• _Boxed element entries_

-.-.-

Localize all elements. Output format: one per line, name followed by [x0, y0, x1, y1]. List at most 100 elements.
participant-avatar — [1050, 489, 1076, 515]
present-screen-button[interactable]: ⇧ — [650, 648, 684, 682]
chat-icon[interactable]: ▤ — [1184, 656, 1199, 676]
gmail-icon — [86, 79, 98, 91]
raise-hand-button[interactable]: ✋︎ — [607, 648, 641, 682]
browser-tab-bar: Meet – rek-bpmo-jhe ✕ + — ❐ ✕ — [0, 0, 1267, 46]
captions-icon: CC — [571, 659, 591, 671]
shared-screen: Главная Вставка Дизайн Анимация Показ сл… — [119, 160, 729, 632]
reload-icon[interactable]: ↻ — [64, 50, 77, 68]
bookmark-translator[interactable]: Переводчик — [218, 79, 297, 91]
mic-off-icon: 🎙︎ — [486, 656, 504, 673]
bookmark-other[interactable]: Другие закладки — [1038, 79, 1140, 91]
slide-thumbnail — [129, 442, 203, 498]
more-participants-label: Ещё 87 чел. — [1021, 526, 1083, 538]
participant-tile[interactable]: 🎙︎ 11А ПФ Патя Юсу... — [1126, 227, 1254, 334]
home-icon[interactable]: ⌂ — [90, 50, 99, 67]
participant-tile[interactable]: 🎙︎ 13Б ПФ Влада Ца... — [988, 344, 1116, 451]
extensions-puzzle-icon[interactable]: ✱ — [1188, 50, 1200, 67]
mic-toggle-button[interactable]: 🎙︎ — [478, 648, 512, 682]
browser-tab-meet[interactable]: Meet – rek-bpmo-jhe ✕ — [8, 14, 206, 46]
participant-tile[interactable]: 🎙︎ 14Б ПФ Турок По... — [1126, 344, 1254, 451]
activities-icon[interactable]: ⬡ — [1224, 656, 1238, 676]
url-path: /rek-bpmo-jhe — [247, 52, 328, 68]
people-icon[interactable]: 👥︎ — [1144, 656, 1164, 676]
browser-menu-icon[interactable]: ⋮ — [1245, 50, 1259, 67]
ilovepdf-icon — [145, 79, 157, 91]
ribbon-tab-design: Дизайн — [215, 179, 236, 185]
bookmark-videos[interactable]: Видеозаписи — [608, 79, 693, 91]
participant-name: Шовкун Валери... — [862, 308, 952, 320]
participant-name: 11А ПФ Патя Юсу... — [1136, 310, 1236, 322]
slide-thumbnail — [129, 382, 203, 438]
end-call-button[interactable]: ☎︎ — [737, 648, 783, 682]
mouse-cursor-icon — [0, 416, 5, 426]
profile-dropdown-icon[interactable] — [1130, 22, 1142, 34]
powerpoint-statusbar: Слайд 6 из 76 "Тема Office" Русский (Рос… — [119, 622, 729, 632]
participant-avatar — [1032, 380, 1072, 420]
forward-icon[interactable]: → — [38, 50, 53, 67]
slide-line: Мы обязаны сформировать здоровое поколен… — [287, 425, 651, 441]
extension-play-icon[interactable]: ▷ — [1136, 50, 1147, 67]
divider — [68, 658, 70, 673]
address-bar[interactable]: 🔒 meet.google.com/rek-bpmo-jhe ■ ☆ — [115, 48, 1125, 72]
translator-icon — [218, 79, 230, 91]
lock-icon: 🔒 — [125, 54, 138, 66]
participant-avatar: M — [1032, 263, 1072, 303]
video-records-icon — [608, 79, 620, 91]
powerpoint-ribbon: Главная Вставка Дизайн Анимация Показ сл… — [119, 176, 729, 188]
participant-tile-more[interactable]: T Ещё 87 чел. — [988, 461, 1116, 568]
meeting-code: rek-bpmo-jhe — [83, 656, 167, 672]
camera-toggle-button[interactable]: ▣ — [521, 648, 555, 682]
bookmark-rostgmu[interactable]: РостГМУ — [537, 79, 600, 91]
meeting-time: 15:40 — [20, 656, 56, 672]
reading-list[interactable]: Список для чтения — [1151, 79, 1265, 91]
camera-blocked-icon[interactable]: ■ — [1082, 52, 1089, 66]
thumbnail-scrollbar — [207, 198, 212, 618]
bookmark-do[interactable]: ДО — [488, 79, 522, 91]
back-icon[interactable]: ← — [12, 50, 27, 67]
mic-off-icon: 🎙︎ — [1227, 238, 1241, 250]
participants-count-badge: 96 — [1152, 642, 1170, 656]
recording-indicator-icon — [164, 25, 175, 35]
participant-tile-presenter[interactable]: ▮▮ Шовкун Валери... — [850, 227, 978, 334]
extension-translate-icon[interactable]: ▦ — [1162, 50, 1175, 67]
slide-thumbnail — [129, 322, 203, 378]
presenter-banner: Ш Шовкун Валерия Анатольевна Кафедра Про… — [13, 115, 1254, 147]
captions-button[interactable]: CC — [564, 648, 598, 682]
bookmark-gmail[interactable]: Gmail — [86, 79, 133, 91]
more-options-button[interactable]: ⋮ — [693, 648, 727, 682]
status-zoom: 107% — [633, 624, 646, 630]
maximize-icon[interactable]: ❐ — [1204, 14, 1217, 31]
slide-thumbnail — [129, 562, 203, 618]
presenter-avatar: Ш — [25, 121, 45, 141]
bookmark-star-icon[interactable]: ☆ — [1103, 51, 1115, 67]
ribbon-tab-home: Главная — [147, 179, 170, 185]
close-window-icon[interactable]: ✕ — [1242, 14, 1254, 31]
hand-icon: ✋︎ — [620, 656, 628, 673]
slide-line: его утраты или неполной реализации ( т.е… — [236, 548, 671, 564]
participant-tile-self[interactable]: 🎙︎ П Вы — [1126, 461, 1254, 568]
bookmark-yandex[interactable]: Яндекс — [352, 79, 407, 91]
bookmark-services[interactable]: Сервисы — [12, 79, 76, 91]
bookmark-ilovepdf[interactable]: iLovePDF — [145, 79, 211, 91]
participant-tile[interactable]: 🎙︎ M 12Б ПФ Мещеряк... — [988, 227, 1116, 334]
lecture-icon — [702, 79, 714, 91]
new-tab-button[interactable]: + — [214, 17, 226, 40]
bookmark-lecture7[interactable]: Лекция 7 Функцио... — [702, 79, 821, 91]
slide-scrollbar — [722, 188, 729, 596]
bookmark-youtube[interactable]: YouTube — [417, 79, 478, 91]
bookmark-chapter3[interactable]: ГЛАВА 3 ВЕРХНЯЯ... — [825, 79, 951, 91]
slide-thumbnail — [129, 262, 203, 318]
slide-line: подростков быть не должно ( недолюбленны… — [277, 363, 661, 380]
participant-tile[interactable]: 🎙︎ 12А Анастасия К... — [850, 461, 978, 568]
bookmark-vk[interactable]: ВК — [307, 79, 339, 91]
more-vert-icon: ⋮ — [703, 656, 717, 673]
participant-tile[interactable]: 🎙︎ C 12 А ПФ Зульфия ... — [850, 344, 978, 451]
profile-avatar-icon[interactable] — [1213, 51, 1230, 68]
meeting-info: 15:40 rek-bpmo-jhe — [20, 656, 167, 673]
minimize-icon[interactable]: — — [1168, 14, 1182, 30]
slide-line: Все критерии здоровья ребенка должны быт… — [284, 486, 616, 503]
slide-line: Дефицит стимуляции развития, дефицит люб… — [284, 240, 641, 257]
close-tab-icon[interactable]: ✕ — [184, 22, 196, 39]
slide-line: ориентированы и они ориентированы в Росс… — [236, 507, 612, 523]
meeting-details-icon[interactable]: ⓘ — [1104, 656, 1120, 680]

-.-.-

• _DESCRIPTION OF THE TASK_
Retype every line of the records above verbatim, without changing or omitting anything.

• _SOLUTION_
Localize all elements. Output format: one per line, name followed by [x0, y0, x1, y1]. List at most 100 elements.
participant-avatar — [1050, 489, 1076, 515]
present-screen-button[interactable]: ⇧ — [650, 648, 684, 682]
chat-icon[interactable]: ▤ — [1184, 656, 1199, 676]
gmail-icon — [86, 79, 98, 91]
raise-hand-button[interactable]: ✋︎ — [607, 648, 641, 682]
browser-tab-bar: Meet – rek-bpmo-jhe ✕ + — ❐ ✕ — [0, 0, 1267, 46]
captions-icon: CC — [571, 659, 591, 671]
shared-screen: Главная Вставка Дизайн Анимация Показ сл… — [119, 160, 729, 632]
reload-icon[interactable]: ↻ — [64, 50, 77, 68]
bookmark-translator[interactable]: Переводчик — [218, 79, 297, 91]
mic-off-icon: 🎙︎ — [486, 656, 504, 673]
bookmark-other[interactable]: Другие закладки — [1038, 79, 1140, 91]
slide-thumbnail — [129, 442, 203, 498]
more-participants-label: Ещё 87 чел. — [1021, 526, 1083, 538]
participant-tile[interactable]: 🎙︎ 11А ПФ Патя Юсу... — [1126, 227, 1254, 334]
home-icon[interactable]: ⌂ — [90, 50, 99, 67]
participant-tile[interactable]: 🎙︎ 13Б ПФ Влада Ца... — [988, 344, 1116, 451]
extensions-puzzle-icon[interactable]: ✱ — [1188, 50, 1200, 67]
mic-toggle-button[interactable]: 🎙︎ — [478, 648, 512, 682]
browser-tab-meet[interactable]: Meet – rek-bpmo-jhe ✕ — [8, 14, 206, 46]
participant-tile[interactable]: 🎙︎ 14Б ПФ Турок По... — [1126, 344, 1254, 451]
activities-icon[interactable]: ⬡ — [1224, 656, 1238, 676]
url-path: /rek-bpmo-jhe — [247, 52, 328, 68]
people-icon[interactable]: 👥︎ — [1144, 656, 1164, 676]
browser-menu-icon[interactable]: ⋮ — [1245, 50, 1259, 67]
ilovepdf-icon — [145, 79, 157, 91]
ribbon-tab-design: Дизайн — [215, 179, 236, 185]
bookmark-videos[interactable]: Видеозаписи — [608, 79, 693, 91]
participant-name: Шовкун Валери... — [862, 308, 952, 320]
participant-name: 11А ПФ Патя Юсу... — [1136, 310, 1236, 322]
slide-thumbnail — [129, 382, 203, 438]
end-call-button[interactable]: ☎︎ — [737, 648, 783, 682]
mouse-cursor-icon — [0, 416, 5, 426]
profile-dropdown-icon[interactable] — [1130, 22, 1142, 34]
powerpoint-statusbar: Слайд 6 из 76 "Тема Office" Русский (Рос… — [119, 622, 729, 632]
participant-avatar — [1032, 380, 1072, 420]
forward-icon[interactable]: → — [38, 50, 53, 67]
slide-line: Мы обязаны сформировать здоровое поколен… — [287, 425, 651, 441]
extension-play-icon[interactable]: ▷ — [1136, 50, 1147, 67]
divider — [68, 658, 70, 673]
address-bar[interactable]: 🔒 meet.google.com/rek-bpmo-jhe ■ ☆ — [115, 48, 1125, 72]
translator-icon — [218, 79, 230, 91]
lock-icon: 🔒 — [125, 54, 138, 66]
participant-avatar: M — [1032, 263, 1072, 303]
video-records-icon — [608, 79, 620, 91]
powerpoint-ribbon: Главная Вставка Дизайн Анимация Показ сл… — [119, 176, 729, 188]
participant-tile-more[interactable]: T Ещё 87 чел. — [988, 461, 1116, 568]
meeting-code: rek-bpmo-jhe — [83, 656, 167, 672]
camera-toggle-button[interactable]: ▣ — [521, 648, 555, 682]
bookmark-rostgmu[interactable]: РостГМУ — [537, 79, 600, 91]
meeting-time: 15:40 — [20, 656, 56, 672]
reading-list[interactable]: Список для чтения — [1151, 79, 1265, 91]
camera-blocked-icon[interactable]: ■ — [1082, 52, 1089, 66]
thumbnail-scrollbar — [207, 198, 212, 618]
bookmark-do[interactable]: ДО — [488, 79, 522, 91]
back-icon[interactable]: ← — [12, 50, 27, 67]
mic-off-icon: 🎙︎ — [1227, 238, 1241, 250]
participants-count-badge: 96 — [1152, 642, 1170, 656]
recording-indicator-icon — [164, 25, 175, 35]
participant-tile-presenter[interactable]: ▮▮ Шовкун Валери... — [850, 227, 978, 334]
extension-translate-icon[interactable]: ▦ — [1162, 50, 1175, 67]
slide-thumbnail — [129, 322, 203, 378]
presenter-banner: Ш Шовкун Валерия Анатольевна Кафедра Про… — [13, 115, 1254, 147]
captions-button[interactable]: CC — [564, 648, 598, 682]
bookmark-gmail[interactable]: Gmail — [86, 79, 133, 91]
more-options-button[interactable]: ⋮ — [693, 648, 727, 682]
status-zoom: 107% — [633, 624, 646, 630]
maximize-icon[interactable]: ❐ — [1204, 14, 1217, 31]
slide-thumbnail — [129, 562, 203, 618]
presenter-avatar: Ш — [25, 121, 45, 141]
bookmark-star-icon[interactable]: ☆ — [1103, 51, 1115, 67]
ribbon-tab-home: Главная — [147, 179, 170, 185]
close-window-icon[interactable]: ✕ — [1242, 14, 1254, 31]
hand-icon: ✋︎ — [620, 656, 628, 673]
slide-line: его утраты или неполной реализации ( т.е… — [236, 548, 671, 564]
participant-tile-self[interactable]: 🎙︎ П Вы — [1126, 461, 1254, 568]
bookmark-yandex[interactable]: Яндекс — [352, 79, 407, 91]
bookmark-services[interactable]: Сервисы — [12, 79, 76, 91]
bookmark-ilovepdf[interactable]: iLovePDF — [145, 79, 211, 91]
participant-tile[interactable]: 🎙︎ M 12Б ПФ Мещеряк... — [988, 227, 1116, 334]
lecture-icon — [702, 79, 714, 91]
new-tab-button[interactable]: + — [214, 17, 226, 40]
bookmark-lecture7[interactable]: Лекция 7 Функцио... — [702, 79, 821, 91]
slide-scrollbar — [722, 188, 729, 596]
bookmark-youtube[interactable]: YouTube — [417, 79, 478, 91]
bookmark-chapter3[interactable]: ГЛАВА 3 ВЕРХНЯЯ... — [825, 79, 951, 91]
slide-thumbnail — [129, 262, 203, 318]
slide-line: подростков быть не должно ( недолюбленны… — [277, 363, 661, 380]
participant-tile[interactable]: 🎙︎ 12А Анастасия К... — [850, 461, 978, 568]
bookmark-vk[interactable]: ВК — [307, 79, 339, 91]
more-vert-icon: ⋮ — [703, 656, 717, 673]
participant-tile[interactable]: 🎙︎ C 12 А ПФ Зульфия ... — [850, 344, 978, 451]
profile-avatar-icon[interactable] — [1213, 51, 1230, 68]
meeting-info: 15:40 rek-bpmo-jhe — [20, 656, 167, 673]
minimize-icon[interactable]: — — [1168, 14, 1182, 30]
slide-line: Все критерии здоровья ребенка должны быт… — [284, 486, 616, 503]
slide-line: Дефицит стимуляции развития, дефицит люб… — [284, 240, 641, 257]
close-tab-icon[interactable]: ✕ — [184, 22, 196, 39]
slide-line: ориентированы и они ориентированы в Росс… — [236, 507, 612, 523]
meeting-details-icon[interactable]: ⓘ — [1104, 656, 1120, 680]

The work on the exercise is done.